## WHAT NEEDS TO BE DONE
Set the following entries down again exactly, line by line.

## begin DATA RECORDS

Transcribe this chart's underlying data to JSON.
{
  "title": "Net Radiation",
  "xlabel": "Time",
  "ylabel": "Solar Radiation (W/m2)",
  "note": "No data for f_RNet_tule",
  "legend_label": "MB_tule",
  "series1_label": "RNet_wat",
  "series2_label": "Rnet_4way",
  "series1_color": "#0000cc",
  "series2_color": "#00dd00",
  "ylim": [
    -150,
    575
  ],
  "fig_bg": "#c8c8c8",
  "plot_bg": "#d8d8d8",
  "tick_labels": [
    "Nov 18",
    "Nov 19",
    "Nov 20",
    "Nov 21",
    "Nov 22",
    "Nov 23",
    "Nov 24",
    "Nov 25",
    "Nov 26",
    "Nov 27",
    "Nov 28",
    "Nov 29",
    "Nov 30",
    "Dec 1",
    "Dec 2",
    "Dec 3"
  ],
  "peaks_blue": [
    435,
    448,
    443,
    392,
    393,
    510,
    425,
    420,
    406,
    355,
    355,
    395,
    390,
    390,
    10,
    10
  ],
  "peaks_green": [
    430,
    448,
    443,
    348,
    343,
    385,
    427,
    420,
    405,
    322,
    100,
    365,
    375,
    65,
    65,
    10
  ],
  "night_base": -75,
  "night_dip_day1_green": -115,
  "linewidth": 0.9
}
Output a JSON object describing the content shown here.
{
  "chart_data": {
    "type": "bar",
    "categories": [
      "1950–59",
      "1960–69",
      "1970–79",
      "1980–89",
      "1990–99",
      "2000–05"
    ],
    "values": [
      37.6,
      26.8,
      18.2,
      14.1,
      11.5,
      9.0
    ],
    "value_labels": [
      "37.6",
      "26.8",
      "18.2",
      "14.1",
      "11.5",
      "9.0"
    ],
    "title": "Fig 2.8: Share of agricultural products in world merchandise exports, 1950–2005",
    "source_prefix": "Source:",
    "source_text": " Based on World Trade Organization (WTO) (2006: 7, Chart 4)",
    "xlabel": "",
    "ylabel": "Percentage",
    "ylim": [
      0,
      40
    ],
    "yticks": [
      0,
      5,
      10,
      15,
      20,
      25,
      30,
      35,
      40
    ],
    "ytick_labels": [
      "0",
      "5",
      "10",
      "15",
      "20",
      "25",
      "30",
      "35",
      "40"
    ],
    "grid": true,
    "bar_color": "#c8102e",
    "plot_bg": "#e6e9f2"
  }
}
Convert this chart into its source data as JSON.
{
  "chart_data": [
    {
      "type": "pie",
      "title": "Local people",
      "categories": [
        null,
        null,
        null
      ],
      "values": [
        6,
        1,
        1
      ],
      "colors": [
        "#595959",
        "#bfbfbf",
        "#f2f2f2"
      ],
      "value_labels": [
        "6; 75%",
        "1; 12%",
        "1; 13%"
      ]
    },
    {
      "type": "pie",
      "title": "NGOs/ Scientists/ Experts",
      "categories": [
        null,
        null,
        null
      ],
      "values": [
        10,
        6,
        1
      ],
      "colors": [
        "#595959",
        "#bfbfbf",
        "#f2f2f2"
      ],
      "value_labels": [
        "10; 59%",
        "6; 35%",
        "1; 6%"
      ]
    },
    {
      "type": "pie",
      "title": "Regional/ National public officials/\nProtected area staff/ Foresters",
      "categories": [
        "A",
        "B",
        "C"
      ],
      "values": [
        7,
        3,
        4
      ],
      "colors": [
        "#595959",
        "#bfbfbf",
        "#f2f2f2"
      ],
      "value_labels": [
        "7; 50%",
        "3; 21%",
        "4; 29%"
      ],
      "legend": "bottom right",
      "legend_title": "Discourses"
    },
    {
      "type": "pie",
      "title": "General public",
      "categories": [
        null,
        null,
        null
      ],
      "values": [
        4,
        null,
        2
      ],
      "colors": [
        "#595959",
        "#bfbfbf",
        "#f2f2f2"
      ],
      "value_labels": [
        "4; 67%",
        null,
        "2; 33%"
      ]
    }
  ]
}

## end DATA RECORDS

## WORKED ANSWER
Transcribe this chart's underlying data to JSON.
{
  "title": "Net Radiation",
  "xlabel": "Time",
  "ylabel": "Solar Radiation (W/m2)",
  "note": "No data for f_RNet_tule",
  "legend_label": "MB_tule",
  "series1_label": "RNet_wat",
  "series2_label": "Rnet_4way",
  "series1_color": "#0000cc",
  "series2_color": "#00dd00",
  "ylim": [
    -150,
    575
  ],
  "fig_bg": "#c8c8c8",
  "plot_bg": "#d8d8d8",
  "tick_labels": [
    "Nov 18",
    "Nov 19",
    "Nov 20",
    "Nov 21",
    "Nov 22",
    "Nov 23",
    "Nov 24",
    "Nov 25",
    "Nov 26",
    "Nov 27",
    "Nov 28",
    "Nov 29",
    "Nov 30",
    "Dec 1",
    "Dec 2",
    "Dec 3"
  ],
  "peaks_blue": [
    435,
    448,
    443,
    392,
    393,
    510,
    425,
    420,
    406,
    355,
    355,
    395,
    390,
    390,
    10,
    10
  ],
  "peaks_green": [
    430,
    448,
    443,
    348,
    343,
    385,
    427,
    420,
    405,
    322,
    100,
    365,
    375,
    65,
    65,
    10
  ],
  "night_base": -75,
  "night_dip_day1_green": -115,
  "linewidth": 0.9
}
Output a JSON object describing the content shown here.
{
  "chart_data": {
    "type": "bar",
    "categories": [
      "1950–59",
      "1960–69",
      "1970–79",
      "1980–89",
      "1990–99",
      "2000–05"
    ],
    "values": [
      37.6,
      26.8,
      18.2,
      14.1,
      11.5,
      9.0
    ],
    "value_labels": [
      "37.6",
      "26.8",
      "18.2",
      "14.1",
      "11.5",
      "9.0"
    ],
    "title": "Fig 2.8: Share of agricultural products in world merchandise exports, 1950–2005",
    "source_prefix": "Source:",
    "source_text": " Based on World Trade Organization (WTO) (2006: 7, Chart 4)",
    "xlabel": "",
    "ylabel": "Percentage",
    "ylim": [
      0,
      40
    ],
    "yticks": [
      0,
      5,
      10,
      15,
      20,
      25,
      30,
      35,
      40
    ],
    "ytick_labels": [
      "0",
      "5",
      "10",
      "15",
      "20",
      "25",
      "30",
      "35",
      "40"
    ],
    "grid": true,
    "bar_color": "#c8102e",
    "plot_bg": "#e6e9f2"
  }
}
Convert this chart into its source data as JSON.
{
  "chart_data": [
    {
      "type": "pie",
      "title": "Local people",
      "categories": [
        null,
        null,
        null
      ],
      "values": [
        6,
        1,
        1
      ],
      "colors": [
        "#595959",
        "#bfbfbf",
        "#f2f2f2"
      ],
      "value_labels": [
        "6; 75%",
        "1; 12%",
        "1; 13%"
      ]
    },
    {
      "type": "pie",
      "title": "NGOs/ Scientists/ Experts",
      "categories": [
        null,
        null,
        null
      ],
      "values": [
        10,
        6,
        1
      ],
      "colors": [
        "#595959",
        "#bfbfbf",
        "#f2f2f2"
      ],
      "value_labels": [
        "10; 59%",
        "6; 35%",
        "1; 6%"
      ]
    },
    {
      "type": "pie",
      "title": "Regional/ National public officials/\nProtected area staff/ Foresters",
      "categories": [
        "A",
        "B",
        "C"
      ],
      "values": [
        7,
        3,
        4
      ],
      "colors": [
        "#595959",
        "#bfbfbf",
        "#f2f2f2"
      ],
      "value_labels": [
        "7; 50%",
        "3; 21%",
        "4; 29%"
      ],
      "legend": "bottom right",
      "legend_title": "Discourses"
    },
    {
      "type": "pie",
      "title": "General public",
      "categories": [
        null,
        null,
        null
      ],
      "values": [
        4,
        null,
        2
      ],
      "colors": [
        "#595959",
        "#bfbfbf",
        "#f2f2f2"
      ],
      "value_labels": [
        "4; 67%",
        null,
        "2; 33%"
      ]
    }
  ]
}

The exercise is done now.